*Text segment*
He should have known the answer by now! I replied cagily, ‘I don’t know what questions you are going to ask.’

Sheridan: ‘Is he a villain?’

Me: ‘I do not wish to answer that question, Sir.’

Sheridan: ‘Has he been granted immunity from prosecution?’

Me: ‘I do not wish to answer that question, Sir.’

Sheridan: ‘Has he been paid by the police?’

Me: ‘I don’t wish to answer that question.’

Sheridan: ‘Is he a regular, so far as you know, in his dealings with the police?’

Me: ‘I do not wish to answer that question.’

Right, that was it for the exasperated Mr Sheridan. He turned to the judge for help to try to resolve this impasse. And he got it.

Judge: ‘I direct you to answer counsel’s question – Richard’s name.’

Me: ‘Your Honour, being fully aware of all the possible consequences involved, I do not wish to answer that question and I would seek leave to consult with a senior police officer.’

In other words, I’m not going to stick up my informant’s name for some sort of retaliation in the future.

Judge: ‘Do you say Richard is an informer?’

Me: ‘I do not wish to answer that question.’

Judge: ‘I direct you to answer it.’

His Lordship was seemingly running out of patience and clearly not happy at my lack of deference to his authority over the court and all those in it, including humble witnesses like me.

I wasn’t going to bottle out now, that was for sure. ‘With respect, Your Honour,’ I repeated for the umpteenth time, ‘being aware of all the circumstances, I decline.’

That was it, interrogation over, reputation intact, consequences to follow.

‘You may withdraw,’ said Judge McHale and added, slightly onimously, ‘Do not leave the precincts of the court.’

According to the transcript which I read later, Mr Sheridan went for the jugular once I had retired from the battlefield. It was, he argued, unfair on his client that I was blanking all the questions about Richard.

*Rows*

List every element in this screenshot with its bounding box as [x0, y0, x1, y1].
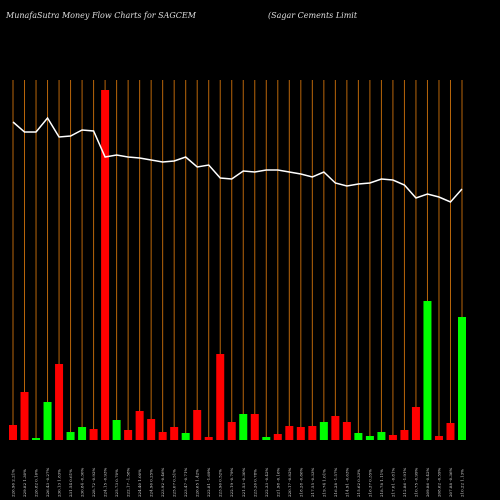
x-tick-label: 222.17 -1.58%: [126, 467, 131, 497]
bar: [250, 414, 259, 440]
bar: [446, 423, 455, 440]
bar: [193, 410, 202, 440]
x-tick-label: 222.19 -0.79%: [229, 467, 234, 497]
x-tick-label: 210.75 -0.99%: [413, 467, 418, 497]
bar: [411, 407, 420, 440]
bar: [319, 422, 328, 440]
bar: [365, 436, 374, 440]
bar: [262, 437, 271, 440]
x-tick-label: 219.74 1.01%: [321, 469, 326, 497]
x-tick-label: 218.28 -0.86%: [298, 467, 303, 497]
x-tick-label: 209.86 -0.42%: [425, 467, 430, 497]
bar: [89, 429, 98, 440]
x-tick-label: 220.17 -0.82%: [287, 467, 292, 497]
x-tick-label: 230.84 -0.30%: [80, 467, 85, 497]
x-tick-label: 224.40 1.00%: [137, 469, 142, 497]
x-tick-label: 214.91 -0.63%: [344, 467, 349, 497]
bar: [20, 392, 29, 440]
bar: [227, 422, 236, 440]
x-tick-label: 222.81 -1.69%: [206, 467, 211, 497]
x-tick-label: 230.13 1.83%: [57, 469, 62, 497]
bar: [377, 432, 386, 440]
x-tick-label: 226.82 0.16%: [34, 469, 39, 497]
x-tick-label: 217.55 -0.33%: [310, 467, 315, 497]
x-tick-label: 228.72 -0.92%: [91, 467, 96, 497]
x-tick-label: 223.47 -0.71%: [183, 467, 188, 497]
x-tick-label: 224.15 -0.93%: [103, 467, 108, 497]
x-tick-label: 223.92 -0.46%: [160, 467, 165, 497]
bar: [78, 427, 87, 440]
bar: [400, 430, 409, 440]
x-tick-label: 226.65 1.42%: [195, 469, 200, 497]
x-tick-label: 226.43 -0.27%: [45, 467, 50, 497]
chart-title: MunafaSutra Money Flow Charts for SAGCEM: [5, 11, 197, 20]
bar: [181, 433, 190, 440]
bar: [285, 426, 294, 440]
bar: [331, 416, 340, 440]
x-tick-label: 223.26 0.78%: [252, 469, 257, 497]
bar: [342, 422, 351, 440]
bar: [66, 432, 75, 440]
bar: [296, 427, 305, 440]
x-tick-label: 226.96 2.21%: [11, 469, 16, 497]
bar: [135, 411, 144, 440]
x-tick-label: 210.22 1.13%: [460, 469, 465, 497]
bar: [273, 434, 282, 440]
bar: [204, 437, 213, 440]
x-tick-label: 221.98 -0.16%: [275, 467, 280, 497]
bar: [43, 402, 52, 440]
bar: [101, 90, 110, 440]
bar: [55, 364, 64, 440]
bar: [147, 419, 156, 440]
x-tick-label: 223.96 0.52%: [218, 469, 223, 497]
x-tick-label: 216.37 0.35%: [367, 469, 372, 497]
bar: [32, 438, 41, 440]
bar: [239, 414, 248, 440]
bar: [216, 354, 225, 440]
chart-subtitle: (Sagar Cements Limit: [268, 11, 358, 20]
x-tick-label: 217.01 -0.81%: [390, 467, 395, 497]
x-tick-label: 207.88 -0.36%: [448, 467, 453, 497]
x-tick-label: 218.78 1.11%: [379, 469, 384, 497]
price-line: [12, 116, 463, 203]
bar: [112, 420, 121, 440]
bar: [9, 425, 17, 440]
bar: [158, 432, 167, 440]
x-tick-label: 225.73 0.70%: [114, 469, 119, 497]
x-tick-label: 224.96 0.25%: [149, 469, 154, 497]
x-tick-label: 208.62 -0.59%: [436, 467, 441, 497]
bar: [388, 435, 397, 440]
bar: [423, 301, 432, 440]
x-tick-label: 222.33 -0.42%: [264, 467, 269, 497]
x-tick-label: 221.53 -0.30%: [241, 467, 246, 497]
bar: [124, 430, 133, 440]
bar: [308, 426, 317, 440]
x-tick-label: 231.54 0.61%: [68, 469, 73, 497]
x-tick-label: 225.07 0.51%: [172, 469, 177, 497]
bar: [458, 317, 466, 440]
x-tick-label: 212.86 -1.91%: [402, 467, 407, 497]
x-tick-label: 215.62 0.33%: [356, 469, 361, 497]
bar: [434, 436, 443, 440]
bar: [354, 433, 363, 440]
x-tick-label: 216.28 -1.57%: [333, 467, 338, 497]
bar: [170, 427, 179, 440]
x-tick-label: 229.82 1.30%: [22, 469, 27, 497]
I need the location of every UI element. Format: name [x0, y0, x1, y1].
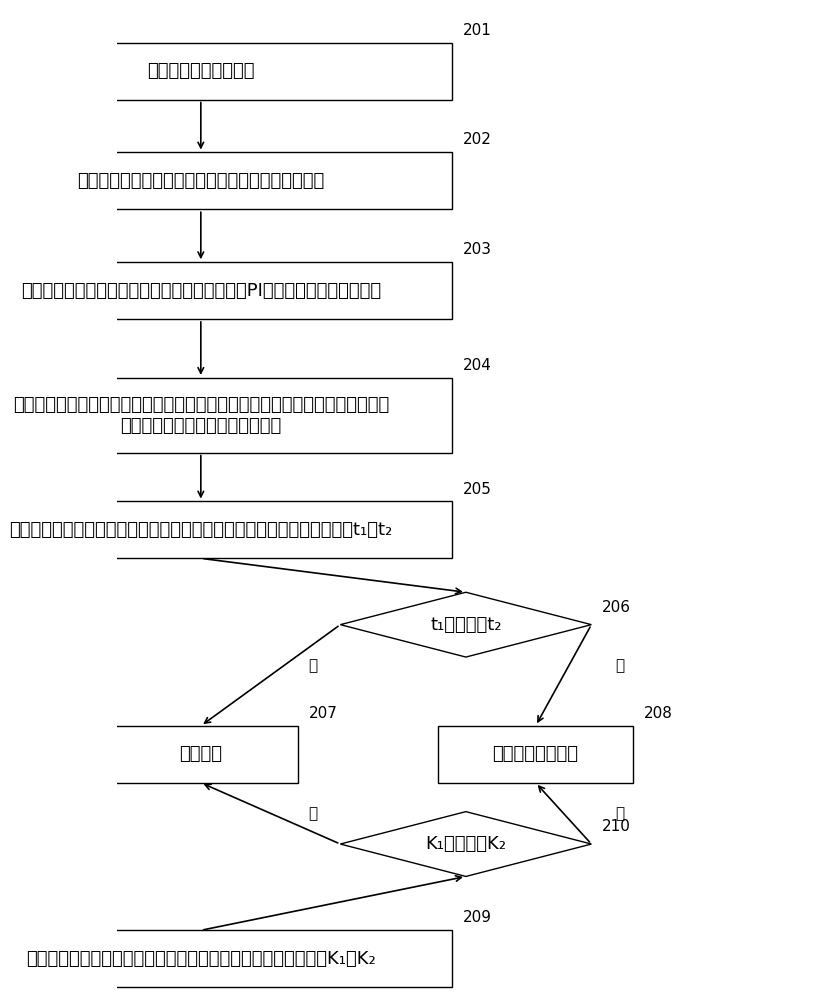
- Text: 207: 207: [309, 706, 338, 721]
- FancyBboxPatch shape: [0, 152, 452, 209]
- Text: 205: 205: [463, 482, 491, 497]
- Text: 是: 是: [308, 806, 317, 821]
- Text: 根据两阻尼系数分别得到两种电压锁相环对应的典型二阶系统的收敛时间t₁和t₂: 根据两阻尼系数分别得到两种电压锁相环对应的典型二阶系统的收敛时间t₁和t₂: [9, 521, 392, 539]
- FancyBboxPatch shape: [0, 378, 452, 453]
- Text: 根据开环传递函数、采样频率和基波角频率得到PI调节器参数变化的根轨迹: 根据开环传递函数、采样频率和基波角频率得到PI调节器参数变化的根轨迹: [20, 282, 381, 300]
- FancyBboxPatch shape: [0, 262, 452, 319]
- Text: 204: 204: [463, 358, 491, 373]
- Text: 根轨迹通过闭环主导极点的方法将高阶系统等效简化成为典型二阶系统，得到两
种三相电压锁相环对应的阻尼系数: 根轨迹通过闭环主导极点的方法将高阶系统等效简化成为典型二阶系统，得到两 种三相电…: [13, 396, 389, 435]
- FancyBboxPatch shape: [438, 726, 633, 783]
- Text: t₁是否小于t₂: t₁是否小于t₂: [430, 616, 502, 634]
- Text: 硬件实验平台分析: 硬件实验平台分析: [493, 745, 579, 763]
- Text: K₁是否小于K₂: K₁是否小于K₂: [425, 835, 507, 853]
- FancyBboxPatch shape: [0, 930, 452, 987]
- Polygon shape: [340, 812, 592, 876]
- Text: 是: 是: [614, 806, 624, 821]
- Text: 是: 是: [308, 658, 317, 673]
- Text: 203: 203: [463, 242, 491, 257]
- FancyBboxPatch shape: [103, 726, 299, 783]
- Text: 206: 206: [602, 600, 631, 615]
- Text: 是: 是: [614, 658, 624, 673]
- Text: 建立锁相环的简化模型: 建立锁相环的简化模型: [147, 62, 255, 80]
- FancyBboxPatch shape: [0, 43, 452, 100]
- Text: 202: 202: [463, 132, 491, 147]
- Text: 209: 209: [463, 910, 491, 925]
- Text: 201: 201: [463, 23, 491, 38]
- FancyBboxPatch shape: [0, 501, 452, 558]
- Text: 208: 208: [644, 706, 672, 721]
- Polygon shape: [340, 592, 592, 657]
- Text: 仿真分析: 仿真分析: [180, 745, 222, 763]
- Text: 据简化模型得到两种三相电压锁相环的开环传递函数: 据简化模型得到两种三相电压锁相环的开环传递函数: [78, 172, 325, 190]
- Text: 210: 210: [602, 819, 631, 834]
- Text: 分别计算两种三相电压锁相环的对应的曲线在过零点处的斜率为K₁和K₂: 分别计算两种三相电压锁相环的对应的曲线在过零点处的斜率为K₁和K₂: [26, 950, 375, 968]
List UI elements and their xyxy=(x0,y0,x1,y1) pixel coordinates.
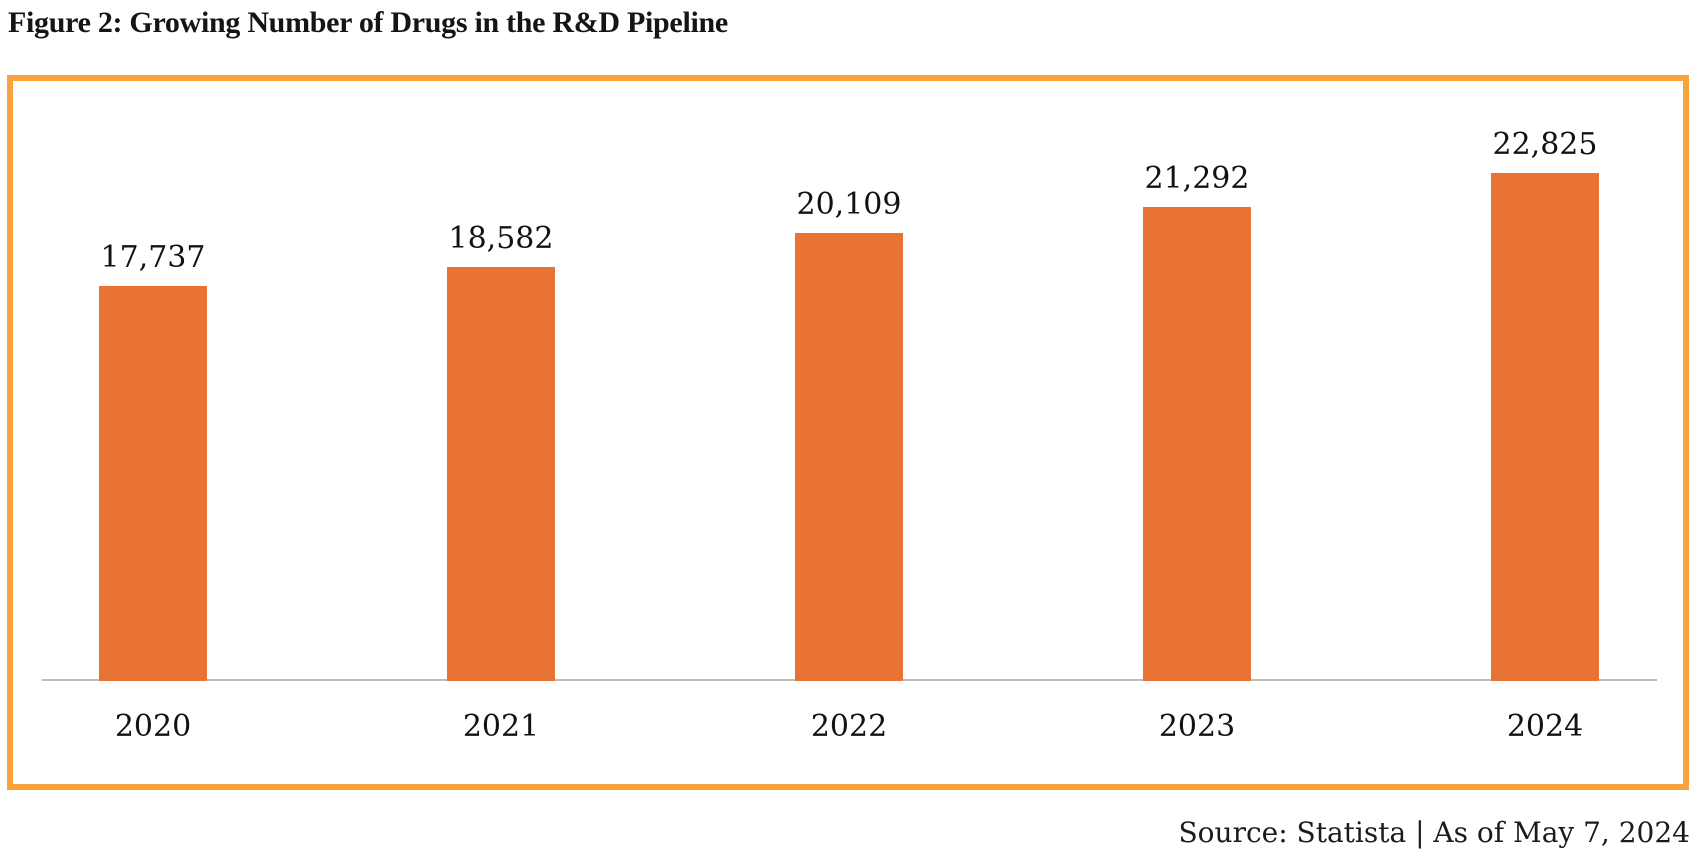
bar-value-label-2023: 21,292 xyxy=(1144,161,1250,196)
bar-2022 xyxy=(795,233,903,681)
x-axis-label-2021: 2021 xyxy=(462,709,540,744)
bar-value-label-2022: 20,109 xyxy=(796,187,902,222)
x-axis-label-2020: 2020 xyxy=(114,709,192,744)
plot-area: 17,737 2020 18,582 2021 20,109 2022 21,292 2023… xyxy=(13,81,1683,784)
chart-frame: 17,737 2020 18,582 2021 20,109 2022 21,292 2023… xyxy=(7,75,1689,790)
bar-2020 xyxy=(99,286,207,681)
bar-value-label-2020: 17,737 xyxy=(100,240,206,275)
source-caption: Source: Statista | As of May 7, 2024 xyxy=(1178,816,1691,849)
bar-value-label-2021: 18,582 xyxy=(448,221,554,256)
x-axis-label-2022: 2022 xyxy=(810,709,888,744)
bar-2023 xyxy=(1143,207,1251,681)
x-axis-label-2023: 2023 xyxy=(1158,709,1236,744)
bar-2021 xyxy=(447,267,555,681)
figure-title: Figure 2: Growing Number of Drugs in the… xyxy=(8,6,728,39)
bar-2024 xyxy=(1491,173,1599,681)
x-axis-label-2024: 2024 xyxy=(1506,709,1584,744)
bar-value-label-2024: 22,825 xyxy=(1492,127,1598,162)
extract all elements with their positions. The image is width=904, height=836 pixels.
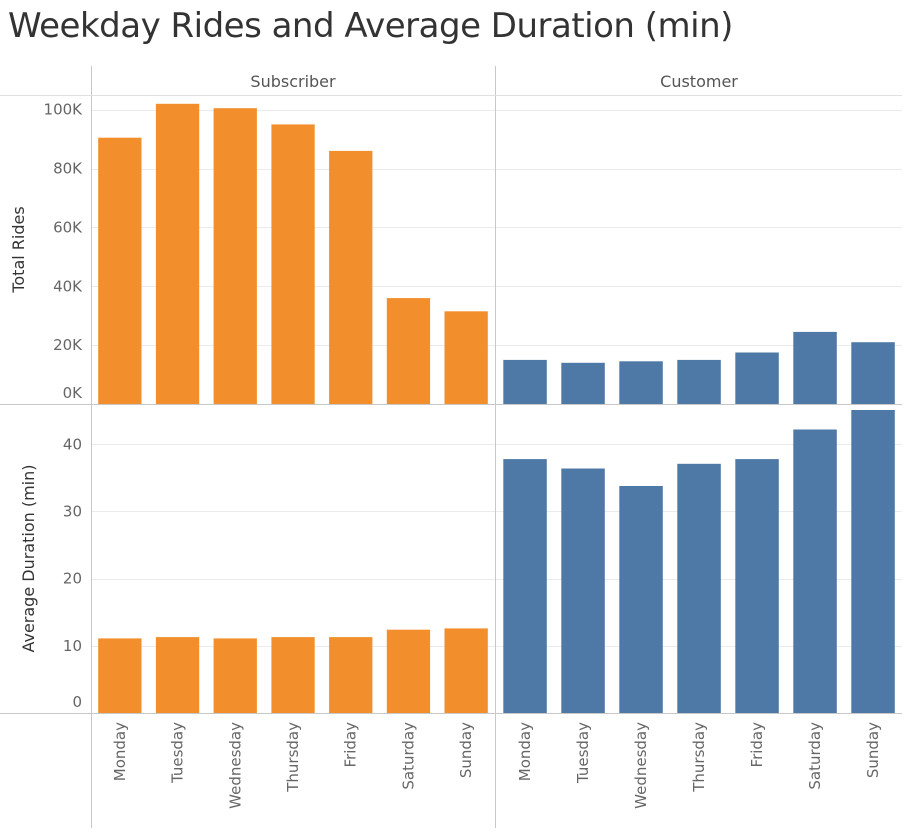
x-category-label: Friday [748, 722, 766, 768]
bar-customer-tuesday [561, 362, 605, 404]
y-tick-label: 0 [72, 693, 82, 711]
x-category-label: Thursday [284, 722, 302, 793]
bar-subscriber-saturday [386, 298, 431, 404]
x-category-label: Tuesday [574, 722, 592, 784]
bar-subscriber-friday [329, 637, 373, 713]
bar-subscriber-thursday [271, 124, 315, 405]
x-category-label: Friday [342, 722, 360, 768]
bar-customer-friday [735, 352, 779, 404]
bar-subscriber-wednesday [213, 638, 257, 713]
y-tick-label: 20 [63, 570, 82, 588]
y-tick-label: 20K [53, 336, 83, 354]
x-category-label: Monday [111, 722, 129, 781]
y-axis-title: Average Duration (min) [19, 464, 38, 652]
bar-customer-thursday [677, 359, 721, 404]
bar-customer-sunday [851, 342, 895, 404]
bar-customer-thursday [677, 463, 721, 713]
y-axis-title: Total Rides [9, 206, 28, 293]
x-category-label: Monday [516, 722, 534, 781]
bar-customer-saturday [793, 331, 837, 404]
x-category-label: Saturday [399, 722, 417, 790]
bar-customer-wednesday [619, 361, 663, 404]
x-category-label: Sunday [457, 722, 475, 778]
bar-customer-friday [735, 459, 779, 713]
bar-subscriber-saturday [386, 629, 431, 713]
bar-subscriber-sunday [444, 311, 488, 404]
bar-customer-saturday [793, 429, 837, 713]
x-category-label: Sunday [864, 722, 882, 778]
x-category-label: Wednesday [226, 722, 244, 809]
bar-customer-monday [503, 459, 547, 713]
chart-title: Weekday Rides and Average Duration (min) [8, 6, 733, 46]
bar-customer-sunday [851, 410, 895, 713]
bar-customer-monday [503, 359, 547, 404]
column-header-subscriber: Subscriber [250, 72, 336, 91]
x-category-label: Tuesday [169, 722, 187, 784]
y-tick-label: 60K [53, 218, 83, 236]
bar-subscriber-monday [98, 638, 142, 713]
bar-subscriber-tuesday [155, 103, 200, 405]
bar-subscriber-wednesday [213, 108, 257, 404]
bar-customer-tuesday [561, 468, 605, 713]
bar-subscriber-tuesday [155, 637, 200, 713]
y-tick-label: 10 [63, 637, 82, 655]
x-category-label: Thursday [690, 722, 708, 793]
y-tick-label: 0K [63, 384, 84, 402]
y-tick-label: 80K [53, 160, 83, 178]
bar-subscriber-thursday [271, 637, 315, 713]
x-category-label: Wednesday [632, 722, 650, 809]
y-tick-label: 30 [63, 503, 82, 521]
y-tick-label: 40K [53, 277, 83, 295]
bar-subscriber-sunday [444, 628, 488, 713]
column-header-customer: Customer [660, 72, 738, 91]
y-tick-label: 40 [63, 435, 82, 453]
bar-subscriber-friday [329, 150, 373, 404]
bar-customer-wednesday [619, 486, 663, 713]
bar-subscriber-monday [98, 137, 142, 404]
y-tick-label: 100K [44, 101, 84, 119]
x-category-label: Saturday [806, 722, 824, 790]
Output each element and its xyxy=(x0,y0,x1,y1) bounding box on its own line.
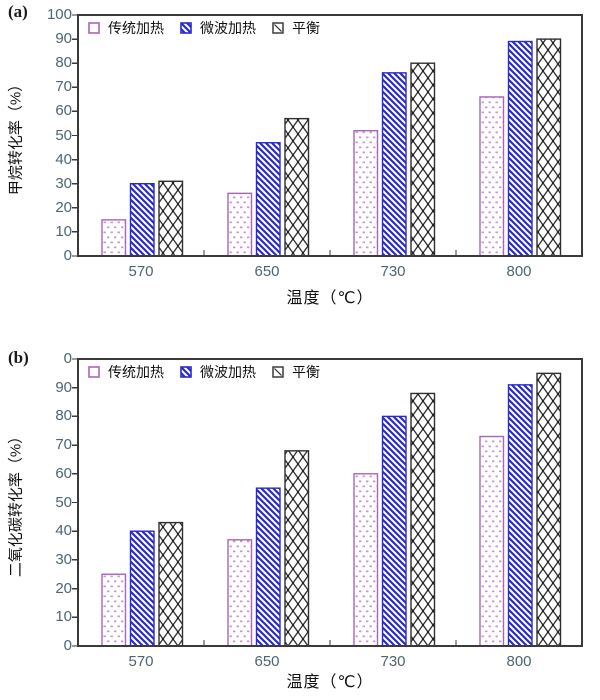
bar-平衡-650 xyxy=(284,117,310,257)
y-tick-label: 20 xyxy=(55,579,72,597)
legend-label: 微波加热 xyxy=(200,20,256,36)
legend-item: 传统加热 xyxy=(88,18,164,38)
y-axis-title-b: 二氧化碳转化率（%） xyxy=(7,428,25,578)
bar-传统加热-800 xyxy=(479,96,505,257)
y-tick-label: 60 xyxy=(55,102,72,120)
bar-微波加热-730 xyxy=(381,72,407,257)
y-tick-label: 90 xyxy=(55,30,72,48)
bar-微波加热-800 xyxy=(507,384,533,647)
legend-label: 平衡 xyxy=(292,20,320,36)
bar-平衡-650 xyxy=(284,450,310,647)
chart-b: (b) 二氧化碳转化率（%） 温度（℃） 0 90 80 70 60 50 40 30 20 10… xyxy=(0,346,600,700)
bar-微波加热-650 xyxy=(255,487,281,647)
legend: 传统加热 微波加热 平衡 xyxy=(88,364,336,380)
x-tick-label: 570 xyxy=(128,263,154,280)
legend-swatch-diagonal-hatch-icon xyxy=(180,366,192,378)
bar-平衡-730 xyxy=(410,62,436,257)
x-tick-label: 570 xyxy=(128,653,154,670)
y-tick-label: 80 xyxy=(55,54,72,72)
legend-item: 平衡 xyxy=(272,362,320,382)
bar-传统加热-650 xyxy=(227,539,253,647)
y-tick-label: 0 xyxy=(63,247,72,264)
legend-item: 传统加热 xyxy=(88,362,164,382)
bar-微波加热-570 xyxy=(129,182,155,257)
y-tick-label: 90 xyxy=(55,378,72,396)
x-tick-label: 730 xyxy=(380,653,406,670)
legend-label: 微波加热 xyxy=(200,364,256,380)
x-tick-label: 650 xyxy=(254,653,280,670)
legend-item: 平衡 xyxy=(272,18,320,38)
legend-swatch-dots-icon xyxy=(88,366,100,378)
bar-传统加热-570 xyxy=(101,573,127,647)
y-tick-label: 30 xyxy=(55,174,72,192)
x-tick-label: 730 xyxy=(380,263,406,280)
bar-微波加热-730 xyxy=(381,415,407,647)
bar-平衡-800 xyxy=(536,38,562,257)
x-tick-label: 650 xyxy=(254,263,280,280)
y-tick-label: 50 xyxy=(55,493,72,511)
y-axis-title-a: 甲烷转化率（%） xyxy=(7,76,25,196)
bar-平衡-570 xyxy=(158,180,184,257)
x-tick-label: 800 xyxy=(506,263,532,280)
bar-传统加热-730 xyxy=(353,129,379,257)
y-tick-label: 40 xyxy=(55,522,72,540)
x-tick-label: 800 xyxy=(506,653,532,670)
legend-item: 微波加热 xyxy=(180,18,256,38)
bar-传统加热-800 xyxy=(479,435,505,647)
legend-swatch-diamond-lattice-icon xyxy=(272,22,284,34)
y-tick-label: 10 xyxy=(55,222,72,240)
y-tick-label: 60 xyxy=(55,464,72,482)
bar-传统加热-650 xyxy=(227,192,253,257)
bar-传统加热-570 xyxy=(101,219,127,257)
y-tick-label: 70 xyxy=(55,78,72,96)
legend: 传统加热 微波加热 平衡 xyxy=(88,20,336,36)
y-tick-label: 0 xyxy=(63,637,72,654)
plot-area xyxy=(72,14,583,257)
y-tick-label: 80 xyxy=(55,407,72,425)
y-tick-label: 50 xyxy=(55,126,72,144)
bar-平衡-800 xyxy=(536,372,562,647)
legend-item: 微波加热 xyxy=(180,362,256,382)
chart-a: (a) 甲烷转化率（%） 温度（℃） 100 90 80 70 60 50 40 30 20 10… xyxy=(0,0,600,332)
bar-微波加热-800 xyxy=(507,40,533,257)
bar-传统加热-730 xyxy=(353,473,379,647)
legend-label: 平衡 xyxy=(292,364,320,380)
legend-label: 传统加热 xyxy=(108,364,164,380)
panel-label-a: (a) xyxy=(8,2,28,21)
plot-area xyxy=(72,358,583,647)
bar-微波加热-650 xyxy=(255,142,281,257)
x-axis-title-a: 温度（℃） xyxy=(286,290,374,307)
bar-平衡-730 xyxy=(410,392,436,647)
legend-swatch-dots-icon xyxy=(88,22,100,34)
y-tick-label: 100 xyxy=(46,6,72,23)
x-axis-title-b: 温度（℃） xyxy=(286,674,374,691)
legend-swatch-diamond-lattice-icon xyxy=(272,366,284,378)
y-tick-label: 30 xyxy=(55,550,72,568)
bar-微波加热-570 xyxy=(129,530,155,647)
bar-平衡-570 xyxy=(158,521,184,647)
y-tick-label: 10 xyxy=(55,608,72,626)
y-tick-label: 70 xyxy=(55,436,72,454)
y-tick-label: 0 xyxy=(63,350,72,367)
legend-swatch-diagonal-hatch-icon xyxy=(180,22,192,34)
legend-label: 传统加热 xyxy=(108,20,164,36)
panel-label-b: (b) xyxy=(8,348,29,367)
y-tick-label: 20 xyxy=(55,198,72,216)
y-tick-label: 40 xyxy=(55,150,72,168)
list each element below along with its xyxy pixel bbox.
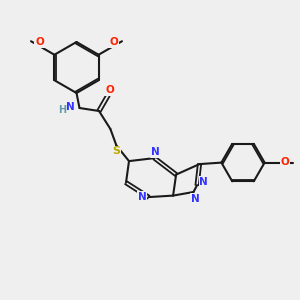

*Your tasks*
1. From the courtroom passage, output the part starting at "Judge: ‘I direct you to answer it.’" and ending at "questions about Richard.", word for word.
2. List every question the courtroom passage marks with the label "Sheridan:".

*In response*
1.
Judge: ‘I direct you to answer it.’

His Lordship was seemingly running out of patience and clearly not happy at my lack of deference to his authority over the court and all those in it, including humble witnesses like me.

I wasn’t going to bottle out now, that was for sure. ‘With respect, Your Honour,’ I repeated for the umpteenth time, ‘being aware of all the circumstances, I decline.’

That was it, interrogation over, reputation intact, consequences to follow.

‘You may withdraw,’ said Judge McHale and added, slightly onimously, ‘Do not leave the precincts of the court.’

According to the transcript which I read later, Mr Sheridan went for the jugular once I had retired from the battlefield. It was, he argued, unfair on his client that I was blanking all the questions about Richard.

2.
- Is he a villain?
- Has he been granted immunity from prosecution?
- Has he been paid by the police?
- Is he a regular, so far as you know, in his dealings with the police?